[Data entries]

>> Start

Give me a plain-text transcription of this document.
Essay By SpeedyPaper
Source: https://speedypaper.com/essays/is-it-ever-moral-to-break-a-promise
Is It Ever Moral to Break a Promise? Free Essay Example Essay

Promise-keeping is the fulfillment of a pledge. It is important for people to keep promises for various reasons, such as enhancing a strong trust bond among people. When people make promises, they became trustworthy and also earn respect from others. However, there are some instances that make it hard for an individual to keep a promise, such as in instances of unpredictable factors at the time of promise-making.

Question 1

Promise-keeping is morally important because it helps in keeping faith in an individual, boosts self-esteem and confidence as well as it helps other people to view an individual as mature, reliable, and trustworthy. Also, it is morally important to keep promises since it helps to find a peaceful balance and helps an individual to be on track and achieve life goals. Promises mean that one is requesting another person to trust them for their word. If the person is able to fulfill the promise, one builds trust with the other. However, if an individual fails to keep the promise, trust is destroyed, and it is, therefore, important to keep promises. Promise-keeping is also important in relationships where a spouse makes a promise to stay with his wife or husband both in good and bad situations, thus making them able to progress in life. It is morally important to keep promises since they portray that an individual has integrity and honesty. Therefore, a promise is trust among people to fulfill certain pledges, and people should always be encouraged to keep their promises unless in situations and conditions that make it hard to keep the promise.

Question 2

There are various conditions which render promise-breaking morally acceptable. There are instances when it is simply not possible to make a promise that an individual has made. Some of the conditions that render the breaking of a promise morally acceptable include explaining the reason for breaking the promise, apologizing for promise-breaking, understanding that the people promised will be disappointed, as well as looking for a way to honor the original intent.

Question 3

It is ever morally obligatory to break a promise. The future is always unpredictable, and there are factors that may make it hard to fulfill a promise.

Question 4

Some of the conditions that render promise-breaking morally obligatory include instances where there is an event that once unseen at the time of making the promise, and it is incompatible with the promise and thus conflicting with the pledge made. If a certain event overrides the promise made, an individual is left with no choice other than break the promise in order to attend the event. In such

>> End

The exercise:
Copy each line from the data above that includes "time".

Response:
Promise-keeping is the fulfillment of a pledge. It is important for people to keep promises for various reasons, such as enhancing a strong trust bond among people. When people make promises, they became trustworthy and also earn respect from others. However, there are some instances that make it hard for an individual to keep a promise, such as in instances of unpredictable factors at the time of promise-making.
Some of the conditions that render promise-breaking morally obligatory include instances where there is an event that once unseen at the time of making the promise, and it is incompatible with the promise and thus conflicting with the pledge made. If a certain event overrides the promise made, an individual is left with no choice other than break the promise in order to attend the event. In such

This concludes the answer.